● Stored entries
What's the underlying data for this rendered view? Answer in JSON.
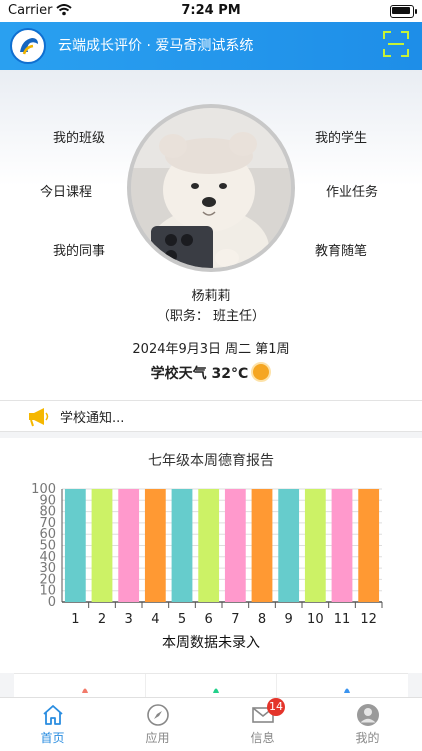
{
  "status_bar": {
    "carrier": "Carrier",
    "time": "7:24 PM"
  },
  "header": {
    "title": "云端成长评价 · 爱马奇测试系统",
    "scan_icon": "scan-icon",
    "accent": "#1e8ee8"
  },
  "menu": {
    "left": [
      "我的班级",
      "今日课程",
      "我的同事"
    ],
    "right": [
      "我的学生",
      "作业任务",
      "教育随笔"
    ]
  },
  "profile": {
    "name": "杨莉莉",
    "role": "（职务： 班主任）"
  },
  "date_line": "2024年9月3日 周二 第1周",
  "weather": {
    "label": "学校天气 32°C",
    "icon": "sun-icon"
  },
  "notice": {
    "text": "学校通知...",
    "icon": "megaphone-icon"
  },
  "report": {
    "title": "七年级本周德育报告",
    "caption": "本周数据未录入"
  },
  "chart_data": {
    "type": "bar",
    "categories": [
      "1",
      "2",
      "3",
      "4",
      "5",
      "6",
      "7",
      "8",
      "9",
      "10",
      "11",
      "12"
    ],
    "values": [
      100,
      100,
      100,
      100,
      100,
      100,
      100,
      100,
      100,
      100,
      100,
      100
    ],
    "colors": [
      "#66cccc",
      "#ccf266",
      "#ff99cc",
      "#ff9933",
      "#66cccc",
      "#ccf266",
      "#ff99cc",
      "#ff9933",
      "#66cccc",
      "#ccf266",
      "#ff99cc",
      "#ff9933"
    ],
    "yticks": [
      0,
      10,
      20,
      30,
      40,
      50,
      60,
      70,
      80,
      90,
      100
    ],
    "ylim": [
      0,
      100
    ],
    "grid": true
  },
  "tabs": [
    {
      "label": "首页",
      "icon": "home-icon",
      "active": true
    },
    {
      "label": "应用",
      "icon": "compass-icon",
      "active": false
    },
    {
      "label": "信息",
      "icon": "mail-icon",
      "active": false,
      "badge": "14"
    },
    {
      "label": "我的",
      "icon": "user-icon",
      "active": false
    }
  ]
}
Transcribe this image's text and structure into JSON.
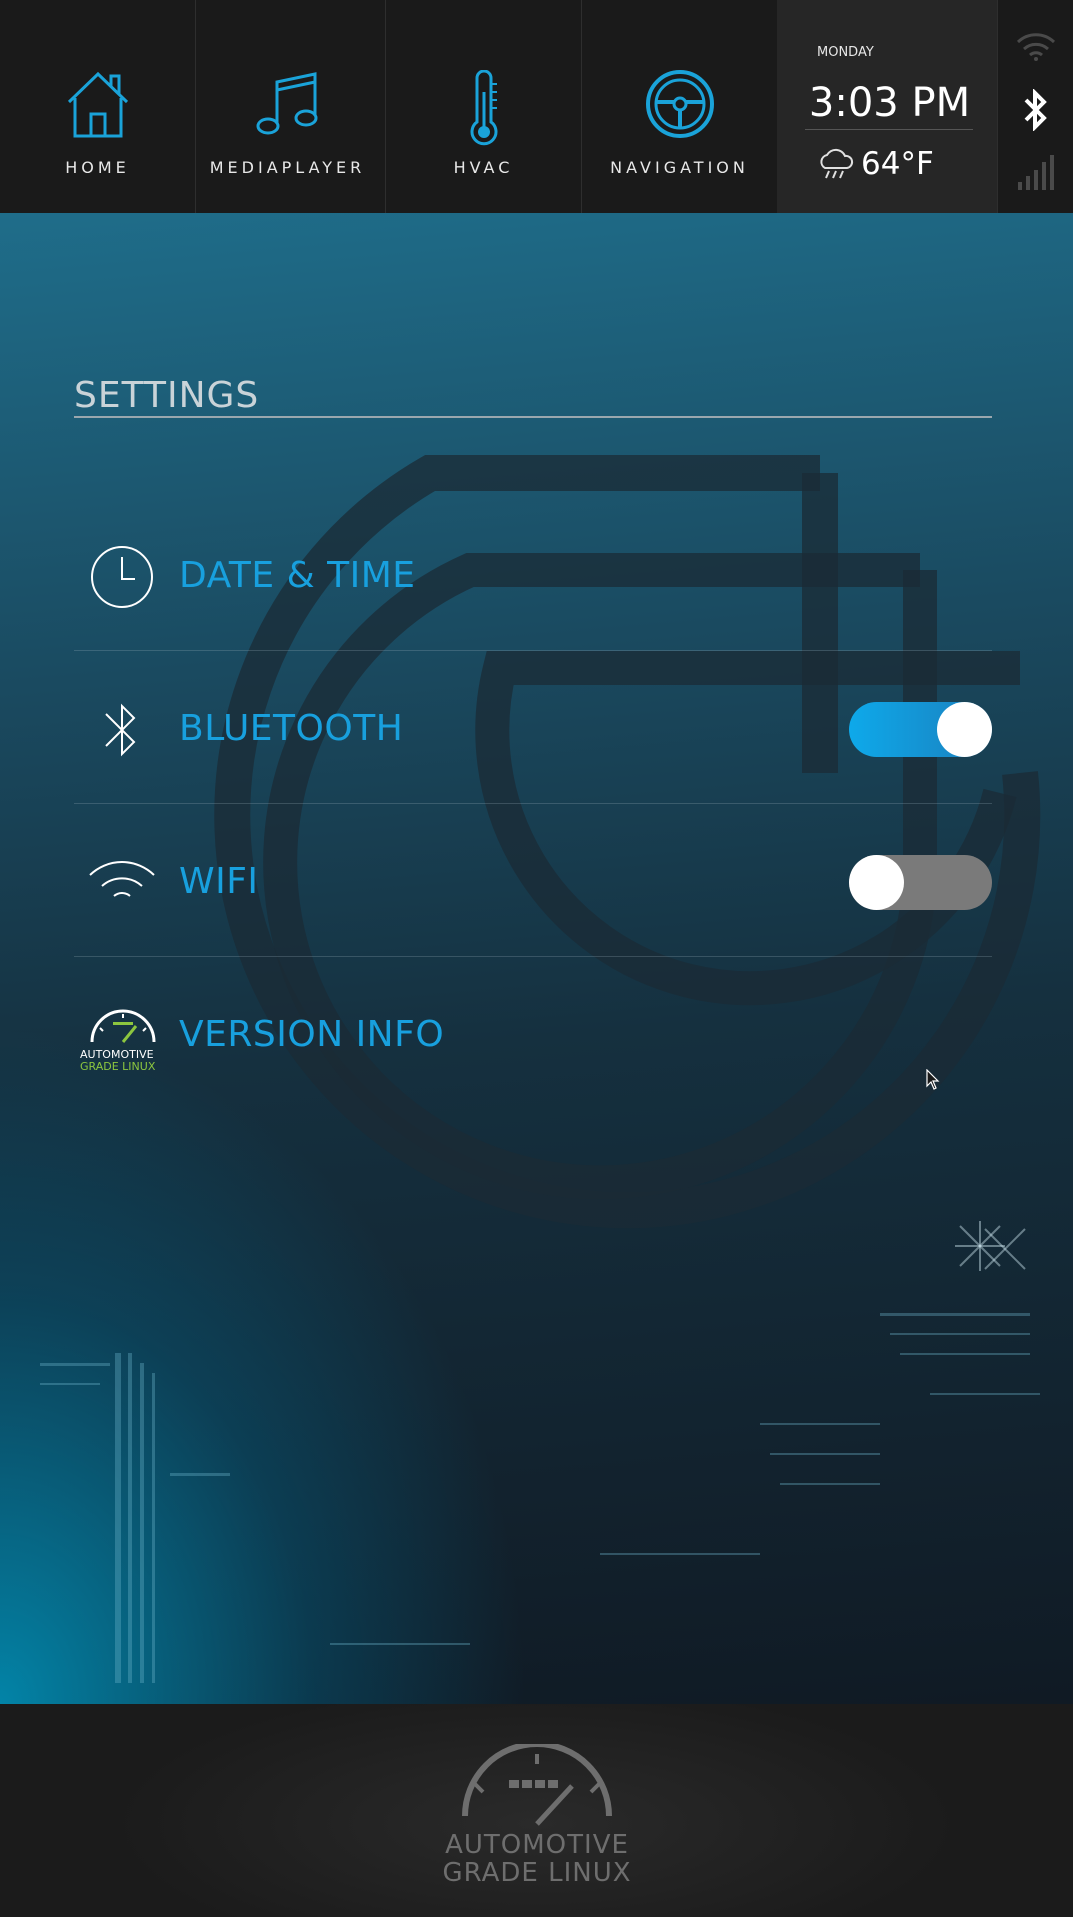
{
  "topbar": {
    "nav": [
      {
        "label": "HOME",
        "icon": "home-icon"
      },
      {
        "label": "MEDIAPLAYER",
        "icon": "music-note-icon"
      },
      {
        "label": "HVAC",
        "icon": "thermometer-icon"
      },
      {
        "label": "NAVIGATION",
        "icon": "steering-wheel-icon"
      }
    ],
    "clock": {
      "day": "MONDAY",
      "time": "3:03 PM",
      "temperature": "64°F",
      "weather_icon": "rain-cloud-icon"
    },
    "status_icons": [
      "wifi-icon",
      "bluetooth-icon",
      "signal-strength-icon"
    ]
  },
  "settings": {
    "title": "SETTINGS",
    "items": [
      {
        "label": "DATE & TIME",
        "icon": "clock-icon"
      },
      {
        "label": "BLUETOOTH",
        "icon": "bluetooth-icon",
        "toggle": true
      },
      {
        "label": "WIFI",
        "icon": "wifi-icon",
        "toggle": false
      },
      {
        "label": "VERSION INFO",
        "icon": "agl-logo-icon",
        "icon_text_1": "AUTOMOTIVE",
        "icon_text_2": "GRADE LINUX"
      }
    ]
  },
  "footer": {
    "logo_line1": "AUTOMOTIVE",
    "logo_line2": "GRADE LINUX"
  },
  "colors": {
    "accent": "#18a0de",
    "toggle_on": "#0ea9ea",
    "toggle_off": "#7a7a7a",
    "topbar_bg": "#1a1a1a",
    "icon_accent": "#1aa3d9",
    "agl_green": "#8cc63f"
  }
}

● Direction
Transcribe the material exactly, and leave out whatever pictures it holds.

● Response for this exercise
What's the underlying data for this rendered view? Answer in JSON.
{
  "status_bar": {
    "carrier": "Carrier",
    "time": "7:24 PM"
  },
  "header": {
    "title": "云端成长评价 · 爱马奇测试系统",
    "scan_icon": "scan-icon",
    "accent": "#1e8ee8"
  },
  "menu": {
    "left": [
      "我的班级",
      "今日课程",
      "我的同事"
    ],
    "right": [
      "我的学生",
      "作业任务",
      "教育随笔"
    ]
  },
  "profile": {
    "name": "杨莉莉",
    "role": "（职务： 班主任）"
  },
  "date_line": "2024年9月3日 周二 第1周",
  "weather": {
    "label": "学校天气 32°C",
    "icon": "sun-icon"
  },
  "notice": {
    "text": "学校通知...",
    "icon": "megaphone-icon"
  },
  "report": {
    "title": "七年级本周德育报告",
    "caption": "本周数据未录入"
  },
  "chart_data": {
    "type": "bar",
    "categories": [
      "1",
      "2",
      "3",
      "4",
      "5",
      "6",
      "7",
      "8",
      "9",
      "10",
      "11",
      "12"
    ],
    "values": [
      100,
      100,
      100,
      100,
      100,
      100,
      100,
      100,
      100,
      100,
      100,
      100
    ],
    "colors": [
      "#66cccc",
      "#ccf266",
      "#ff99cc",
      "#ff9933",
      "#66cccc",
      "#ccf266",
      "#ff99cc",
      "#ff9933",
      "#66cccc",
      "#ccf266",
      "#ff99cc",
      "#ff9933"
    ],
    "yticks": [
      0,
      10,
      20,
      30,
      40,
      50,
      60,
      70,
      80,
      90,
      100
    ],
    "ylim": [
      0,
      100
    ],
    "grid": true
  },
  "tabs": [
    {
      "label": "首页",
      "icon": "home-icon",
      "active": true
    },
    {
      "label": "应用",
      "icon": "compass-icon",
      "active": false
    },
    {
      "label": "信息",
      "icon": "mail-icon",
      "active": false,
      "badge": "14"
    },
    {
      "label": "我的",
      "icon": "user-icon",
      "active": false
    }
  ]
}
Transcribe this image's text and structure into JSON.
{
  "topbar": {
    "nav": [
      {
        "label": "HOME",
        "icon": "home-icon"
      },
      {
        "label": "MEDIAPLAYER",
        "icon": "music-note-icon"
      },
      {
        "label": "HVAC",
        "icon": "thermometer-icon"
      },
      {
        "label": "NAVIGATION",
        "icon": "steering-wheel-icon"
      }
    ],
    "clock": {
      "day": "MONDAY",
      "time": "3:03 PM",
      "temperature": "64°F",
      "weather_icon": "rain-cloud-icon"
    },
    "status_icons": [
      "wifi-icon",
      "bluetooth-icon",
      "signal-strength-icon"
    ]
  },
  "settings": {
    "title": "SETTINGS",
    "items": [
      {
        "label": "DATE & TIME",
        "icon": "clock-icon"
      },
      {
        "label": "BLUETOOTH",
        "icon": "bluetooth-icon",
        "toggle": true
      },
      {
        "label": "WIFI",
        "icon": "wifi-icon",
        "toggle": false
      },
      {
        "label": "VERSION INFO",
        "icon": "agl-logo-icon",
        "icon_text_1": "AUTOMOTIVE",
        "icon_text_2": "GRADE LINUX"
      }
    ]
  },
  "footer": {
    "logo_line1": "AUTOMOTIVE",
    "logo_line2": "GRADE LINUX"
  },
  "colors": {
    "accent": "#18a0de",
    "toggle_on": "#0ea9ea",
    "toggle_off": "#7a7a7a",
    "topbar_bg": "#1a1a1a",
    "icon_accent": "#1aa3d9",
    "agl_green": "#8cc63f"
  }
}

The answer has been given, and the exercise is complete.